Source data
-.-.-

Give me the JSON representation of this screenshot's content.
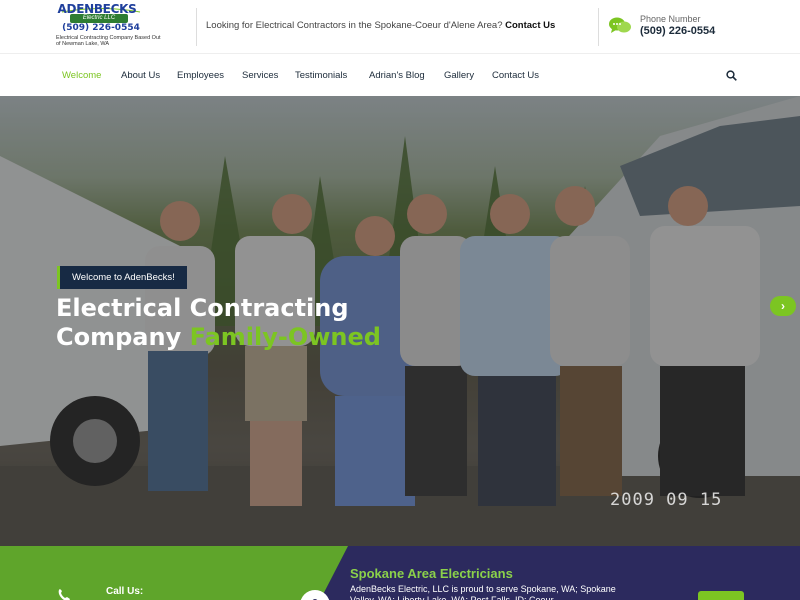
{
  "header": {
    "logo": {
      "name": "ADENBECKS",
      "script": "Electric LLC",
      "phone": "(509) 226-0554",
      "tagline": "Electrical Contracting Company Based Out of Newman Lake, WA"
    },
    "contact_question": "Looking for Electrical Contractors in the Spokane-Coeur d'Alene Area?",
    "contact_link": "Contact Us",
    "phone_label": "Phone Number",
    "phone_number": "(509) 226-0554",
    "icons": {
      "chat": "chat-bubbles-icon",
      "search": "search-icon"
    }
  },
  "nav": {
    "items": [
      {
        "label": "Welcome",
        "active": true
      },
      {
        "label": "About Us"
      },
      {
        "label": "Employees"
      },
      {
        "label": "Services"
      },
      {
        "label": "Testimonials"
      },
      {
        "label": "Adrian's Blog"
      },
      {
        "label": "Gallery"
      },
      {
        "label": "Contact Us"
      }
    ]
  },
  "hero": {
    "badge": "Welcome to AdenBecks!",
    "title_line1": "Electrical Contracting",
    "title_line2_prefix": "Company ",
    "title_line2_highlight": "Family-Owned",
    "date_stamp": "2009 09 15",
    "next_arrow": "›"
  },
  "bottom": {
    "call_label": "Call Us:",
    "title": "Spokane Area Electricians",
    "text": "AdenBecks Electric, LLC is proud to serve Spokane, WA; Spokane Valley, WA; Liberty Lake, WA; Post Falls, ID; Coeur"
  },
  "colors": {
    "accent_green": "#7cc522",
    "navy": "#172a44",
    "bottom_navy": "#2c2a5e",
    "bottom_green": "#5fa52b"
  }
}
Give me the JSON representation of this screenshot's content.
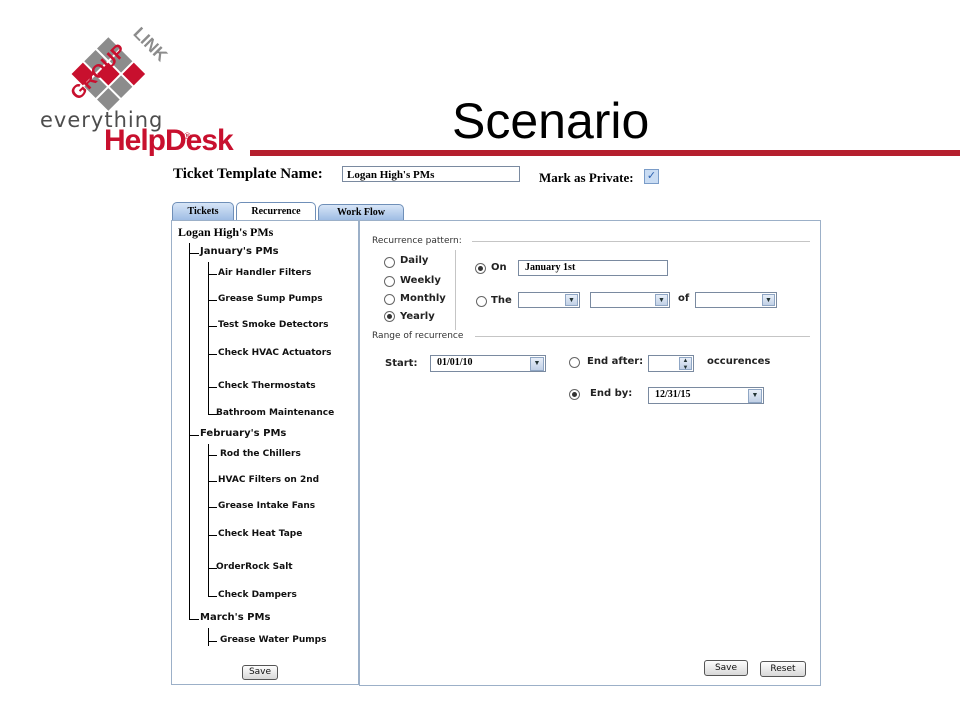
{
  "logo": {
    "word_top": "GROUP",
    "word_side": "LINK",
    "tagline": "everything",
    "product": "HelpDesk",
    "tm": "®"
  },
  "slide": {
    "title": "Scenario",
    "accent_color": "#b51f2e"
  },
  "form": {
    "template_name_label": "Ticket Template Name:",
    "template_name_value": "Logan High's PMs",
    "private_label": "Mark as Private:",
    "private_checked": true
  },
  "tabs": [
    {
      "label": "Tickets",
      "active": false
    },
    {
      "label": "Recurrence",
      "active": true
    },
    {
      "label": "Work Flow",
      "active": false
    }
  ],
  "tree": {
    "root": "Logan High's PMs",
    "folders": [
      {
        "label": "January's PMs",
        "items": [
          "Air Handler Filters",
          "Grease Sump Pumps",
          "Test Smoke Detectors",
          "Check HVAC Actuators",
          "Check Thermostats",
          "Bathroom Maintenance"
        ]
      },
      {
        "label": "February's PMs",
        "items": [
          "Rod the Chillers",
          "HVAC Filters on 2nd",
          "Grease Intake Fans",
          "Check Heat Tape",
          "OrderRock Salt",
          "Check Dampers"
        ]
      },
      {
        "label": "March's PMs",
        "items": [
          "Grease Water Pumps"
        ]
      }
    ],
    "save_label": "Save"
  },
  "recurrence": {
    "pattern_label": "Recurrence pattern:",
    "frequencies": [
      {
        "label": "Daily",
        "selected": false
      },
      {
        "label": "Weekly",
        "selected": false
      },
      {
        "label": "Monthly",
        "selected": false
      },
      {
        "label": "Yearly",
        "selected": true
      }
    ],
    "on_label": "On",
    "on_value": "January 1st",
    "on_selected": true,
    "the_label": "The",
    "of_label": "of",
    "range_label": "Range of recurrence",
    "start_label": "Start:",
    "start_value": "01/01/10",
    "end_after_label": "End after:",
    "occurrences_label": "occurences",
    "end_by_label": "End by:",
    "end_by_value": "12/31/15",
    "end_by_selected": true,
    "save_label": "Save",
    "reset_label": "Reset"
  }
}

-.-.-

• Written problem: Make a verbatim copy of all the entries and strip out the pictures.

• Expected answer:
Give me the JSON representation of this screenshot's content.
{
  "header": {
    "logo": {
      "name": "ADENBECKS",
      "script": "Electric LLC",
      "phone": "(509) 226-0554",
      "tagline": "Electrical Contracting Company Based Out of Newman Lake, WA"
    },
    "contact_question": "Looking for Electrical Contractors in the Spokane-Coeur d'Alene Area?",
    "contact_link": "Contact Us",
    "phone_label": "Phone Number",
    "phone_number": "(509) 226-0554",
    "icons": {
      "chat": "chat-bubbles-icon",
      "search": "search-icon"
    }
  },
  "nav": {
    "items": [
      {
        "label": "Welcome",
        "active": true
      },
      {
        "label": "About Us"
      },
      {
        "label": "Employees"
      },
      {
        "label": "Services"
      },
      {
        "label": "Testimonials"
      },
      {
        "label": "Adrian's Blog"
      },
      {
        "label": "Gallery"
      },
      {
        "label": "Contact Us"
      }
    ]
  },
  "hero": {
    "badge": "Welcome to AdenBecks!",
    "title_line1": "Electrical Contracting",
    "title_line2_prefix": "Company ",
    "title_line2_highlight": "Family-Owned",
    "date_stamp": "2009 09 15",
    "next_arrow": "›"
  },
  "bottom": {
    "call_label": "Call Us:",
    "title": "Spokane Area Electricians",
    "text": "AdenBecks Electric, LLC is proud to serve Spokane, WA; Spokane Valley, WA; Liberty Lake, WA; Post Falls, ID; Coeur"
  },
  "colors": {
    "accent_green": "#7cc522",
    "navy": "#172a44",
    "bottom_navy": "#2c2a5e",
    "bottom_green": "#5fa52b"
  }
}
Give me the JSON representation of this screenshot's content.
{
  "logo": {
    "word_top": "GROUP",
    "word_side": "LINK",
    "tagline": "everything",
    "product": "HelpDesk",
    "tm": "®"
  },
  "slide": {
    "title": "Scenario",
    "accent_color": "#b51f2e"
  },
  "form": {
    "template_name_label": "Ticket Template Name:",
    "template_name_value": "Logan High's PMs",
    "private_label": "Mark as Private:",
    "private_checked": true
  },
  "tabs": [
    {
      "label": "Tickets",
      "active": false
    },
    {
      "label": "Recurrence",
      "active": true
    },
    {
      "label": "Work Flow",
      "active": false
    }
  ],
  "tree": {
    "root": "Logan High's PMs",
    "folders": [
      {
        "label": "January's PMs",
        "items": [
          "Air Handler Filters",
          "Grease Sump Pumps",
          "Test Smoke Detectors",
          "Check HVAC Actuators",
          "Check Thermostats",
          "Bathroom Maintenance"
        ]
      },
      {
        "label": "February's PMs",
        "items": [
          "Rod the Chillers",
          "HVAC Filters on 2nd",
          "Grease Intake Fans",
          "Check Heat Tape",
          "OrderRock Salt",
          "Check Dampers"
        ]
      },
      {
        "label": "March's PMs",
        "items": [
          "Grease Water Pumps"
        ]
      }
    ],
    "save_label": "Save"
  },
  "recurrence": {
    "pattern_label": "Recurrence pattern:",
    "frequencies": [
      {
        "label": "Daily",
        "selected": false
      },
      {
        "label": "Weekly",
        "selected": false
      },
      {
        "label": "Monthly",
        "selected": false
      },
      {
        "label": "Yearly",
        "selected": true
      }
    ],
    "on_label": "On",
    "on_value": "January 1st",
    "on_selected": true,
    "the_label": "The",
    "of_label": "of",
    "range_label": "Range of recurrence",
    "start_label": "Start:",
    "start_value": "01/01/10",
    "end_after_label": "End after:",
    "occurrences_label": "occurences",
    "end_by_label": "End by:",
    "end_by_value": "12/31/15",
    "end_by_selected": true,
    "save_label": "Save",
    "reset_label": "Reset"
  }
}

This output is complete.